> [Short task]:
Exclude the pictures, then copy all remaining records exactly.

--- Start of Given records ---

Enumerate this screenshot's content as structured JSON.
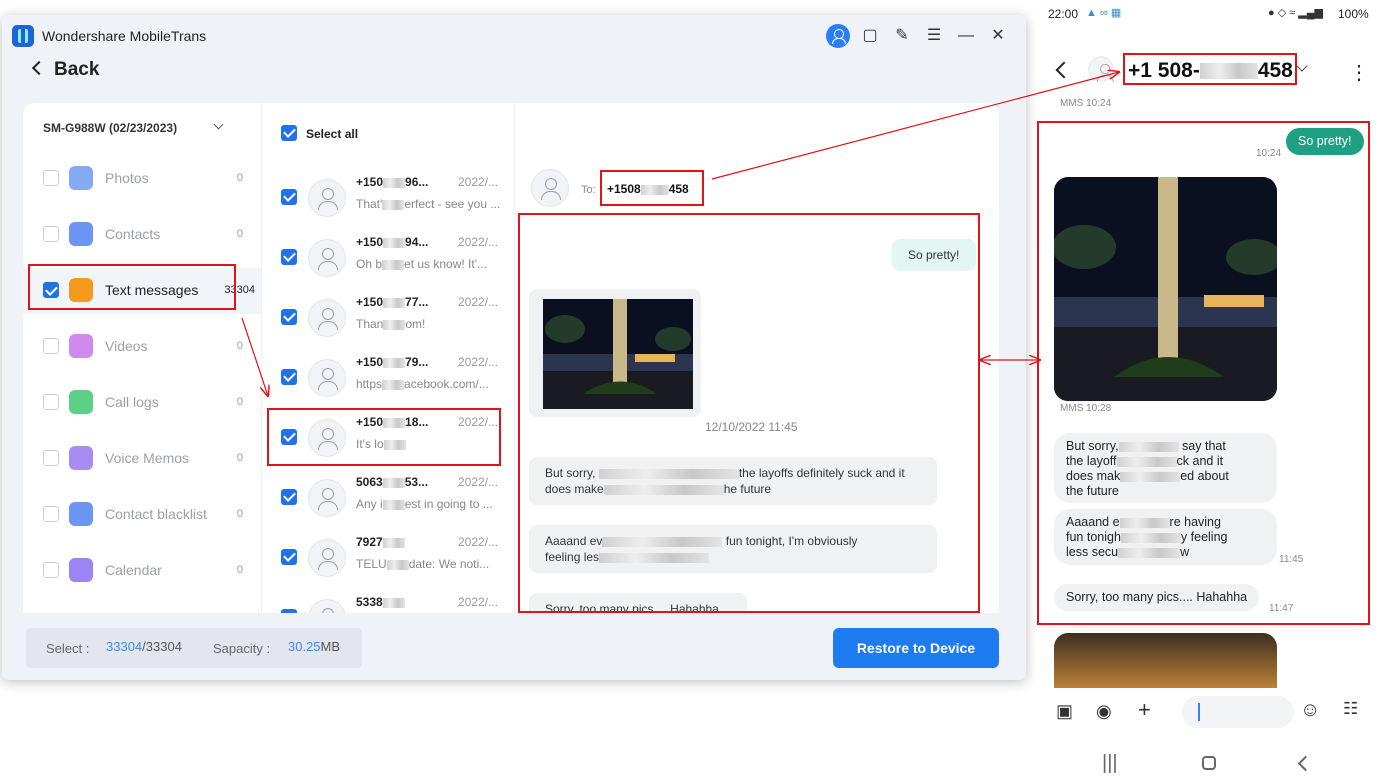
{
  "app": {
    "title": "Wondershare MobileTrans",
    "back_label": "Back"
  },
  "device": {
    "name": "SM-G988W (02/23/2023)"
  },
  "categories": [
    {
      "label": "Photos",
      "count": "0",
      "icon": "photos-icon",
      "color": "#5b8def",
      "selected": false
    },
    {
      "label": "Contacts",
      "count": "0",
      "icon": "contacts-icon",
      "color": "#3a73f0",
      "selected": false
    },
    {
      "label": "Text messages",
      "count": "33304",
      "icon": "messages-icon",
      "color": "#f39a1e",
      "selected": true
    },
    {
      "label": "Videos",
      "count": "0",
      "icon": "videos-icon",
      "color": "#c061e8",
      "selected": false
    },
    {
      "label": "Call logs",
      "count": "0",
      "icon": "call-logs-icon",
      "color": "#26c05c",
      "selected": false
    },
    {
      "label": "Voice Memos",
      "count": "0",
      "icon": "voice-memo-icon",
      "color": "#8a66ee",
      "selected": false
    },
    {
      "label": "Contact blacklist",
      "count": "0",
      "icon": "blacklist-icon",
      "color": "#3a73f0",
      "selected": false
    },
    {
      "label": "Calendar",
      "count": "0",
      "icon": "calendar-icon",
      "color": "#7a5cf0",
      "selected": false
    }
  ],
  "list": {
    "select_all": "Select all",
    "threads": [
      {
        "name_a": "+150",
        "name_b": "96...",
        "date": "2022/...",
        "prev_a": "That'",
        "prev_b": "erfect - see you ..."
      },
      {
        "name_a": "+150",
        "name_b": "94...",
        "date": "2022/...",
        "prev_a": "Oh b",
        "prev_b": "et us know! It'..."
      },
      {
        "name_a": "+150",
        "name_b": "77...",
        "date": "2022/...",
        "prev_a": "Than",
        "prev_b": "om!"
      },
      {
        "name_a": "+150",
        "name_b": "79...",
        "date": "2022/...",
        "prev_a": "https",
        "prev_b": "acebook.com/..."
      },
      {
        "name_a": "+150",
        "name_b": "18...",
        "date": "2022/...",
        "prev_a": "It's lo",
        "prev_b": ""
      },
      {
        "name_a": "5063",
        "name_b": "53...",
        "date": "2022/...",
        "prev_a": "Any i",
        "prev_b": "est in going to ..."
      },
      {
        "name_a": "7927",
        "name_b": "",
        "date": "2022/...",
        "prev_a": "TELU",
        "prev_b": "date: We noti..."
      },
      {
        "name_a": "5338",
        "name_b": "",
        "date": "2022/...",
        "prev_a": "",
        "prev_b": ""
      }
    ]
  },
  "chat": {
    "to_label": "To:",
    "to_number_a": "+1508",
    "to_number_b": "458",
    "out_msg": "So pretty!",
    "timestamp": "12/10/2022 11:45",
    "msg1_a": "But sorry,",
    "msg1_b": "the layoffs definitely suck and it",
    "msg1_c": "does make",
    "msg1_d": "he future",
    "msg2_a": "Aaaand ev",
    "msg2_b": "fun tonight, I'm obviously",
    "msg2_c": "feeling les",
    "msg3": "Sorry, too many pics.... Hahahha"
  },
  "footer": {
    "select_label": "Select :",
    "selected": "33304",
    "total": "/33304",
    "capacity_label": "Sapacity :",
    "capacity_value": "30.25",
    "capacity_unit": "MB",
    "restore_label": "Restore to Device"
  },
  "phone": {
    "time": "22:00",
    "battery": "100%",
    "number_a": "+1 508-",
    "number_b": "458",
    "mms_top": "MMS 10:24",
    "out_msg": "So pretty!",
    "out_time": "10:24",
    "photo_time": "MMS 10:28",
    "m1_a": "But sorry,",
    "m1_b": "say that",
    "m1_c": "the layoff",
    "m1_d": "ck and it",
    "m1_e": "does mak",
    "m1_f": "ed about",
    "m1_g": "the future",
    "m2_a": "Aaaand e",
    "m2_b": "re having",
    "m2_c": "fun tonigh",
    "m2_d": "y feeling",
    "m2_e": "less secu",
    "m2_f": "w",
    "m2_time": "11:45",
    "m3": "Sorry, too many pics.... Hahahha",
    "m3_time": "11:47"
  },
  "colors": {
    "accent": "#1f7bf2",
    "annotation": "#e0121a",
    "phone_bubble": "#1fa083"
  }
}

--- End of Given records ---

> [Task result]:
Enumerate this screenshot's content as structured JSON.
{
  "app": {
    "title": "Wondershare MobileTrans",
    "back_label": "Back"
  },
  "device": {
    "name": "SM-G988W (02/23/2023)"
  },
  "categories": [
    {
      "label": "Photos",
      "count": "0",
      "icon": "photos-icon",
      "color": "#5b8def",
      "selected": false
    },
    {
      "label": "Contacts",
      "count": "0",
      "icon": "contacts-icon",
      "color": "#3a73f0",
      "selected": false
    },
    {
      "label": "Text messages",
      "count": "33304",
      "icon": "messages-icon",
      "color": "#f39a1e",
      "selected": true
    },
    {
      "label": "Videos",
      "count": "0",
      "icon": "videos-icon",
      "color": "#c061e8",
      "selected": false
    },
    {
      "label": "Call logs",
      "count": "0",
      "icon": "call-logs-icon",
      "color": "#26c05c",
      "selected": false
    },
    {
      "label": "Voice Memos",
      "count": "0",
      "icon": "voice-memo-icon",
      "color": "#8a66ee",
      "selected": false
    },
    {
      "label": "Contact blacklist",
      "count": "0",
      "icon": "blacklist-icon",
      "color": "#3a73f0",
      "selected": false
    },
    {
      "label": "Calendar",
      "count": "0",
      "icon": "calendar-icon",
      "color": "#7a5cf0",
      "selected": false
    }
  ],
  "list": {
    "select_all": "Select all",
    "threads": [
      {
        "name_a": "+150",
        "name_b": "96...",
        "date": "2022/...",
        "prev_a": "That'",
        "prev_b": "erfect - see you ..."
      },
      {
        "name_a": "+150",
        "name_b": "94...",
        "date": "2022/...",
        "prev_a": "Oh b",
        "prev_b": "et us know! It'..."
      },
      {
        "name_a": "+150",
        "name_b": "77...",
        "date": "2022/...",
        "prev_a": "Than",
        "prev_b": "om!"
      },
      {
        "name_a": "+150",
        "name_b": "79...",
        "date": "2022/...",
        "prev_a": "https",
        "prev_b": "acebook.com/..."
      },
      {
        "name_a": "+150",
        "name_b": "18...",
        "date": "2022/...",
        "prev_a": "It's lo",
        "prev_b": ""
      },
      {
        "name_a": "5063",
        "name_b": "53...",
        "date": "2022/...",
        "prev_a": "Any i",
        "prev_b": "est in going to ..."
      },
      {
        "name_a": "7927",
        "name_b": "",
        "date": "2022/...",
        "prev_a": "TELU",
        "prev_b": "date: We noti..."
      },
      {
        "name_a": "5338",
        "name_b": "",
        "date": "2022/...",
        "prev_a": "",
        "prev_b": ""
      }
    ]
  },
  "chat": {
    "to_label": "To:",
    "to_number_a": "+1508",
    "to_number_b": "458",
    "out_msg": "So pretty!",
    "timestamp": "12/10/2022 11:45",
    "msg1_a": "But sorry,",
    "msg1_b": "the layoffs definitely suck and it",
    "msg1_c": "does make",
    "msg1_d": "he future",
    "msg2_a": "Aaaand ev",
    "msg2_b": "fun tonight, I'm obviously",
    "msg2_c": "feeling les",
    "msg3": "Sorry, too many pics.... Hahahha"
  },
  "footer": {
    "select_label": "Select :",
    "selected": "33304",
    "total": "/33304",
    "capacity_label": "Sapacity :",
    "capacity_value": "30.25",
    "capacity_unit": "MB",
    "restore_label": "Restore to Device"
  },
  "phone": {
    "time": "22:00",
    "battery": "100%",
    "number_a": "+1 508-",
    "number_b": "458",
    "mms_top": "MMS 10:24",
    "out_msg": "So pretty!",
    "out_time": "10:24",
    "photo_time": "MMS 10:28",
    "m1_a": "But sorry,",
    "m1_b": "say that",
    "m1_c": "the layoff",
    "m1_d": "ck and it",
    "m1_e": "does mak",
    "m1_f": "ed about",
    "m1_g": "the future",
    "m2_a": "Aaaand e",
    "m2_b": "re having",
    "m2_c": "fun tonigh",
    "m2_d": "y feeling",
    "m2_e": "less secu",
    "m2_f": "w",
    "m2_time": "11:45",
    "m3": "Sorry, too many pics.... Hahahha",
    "m3_time": "11:47"
  },
  "colors": {
    "accent": "#1f7bf2",
    "annotation": "#e0121a",
    "phone_bubble": "#1fa083"
  }
}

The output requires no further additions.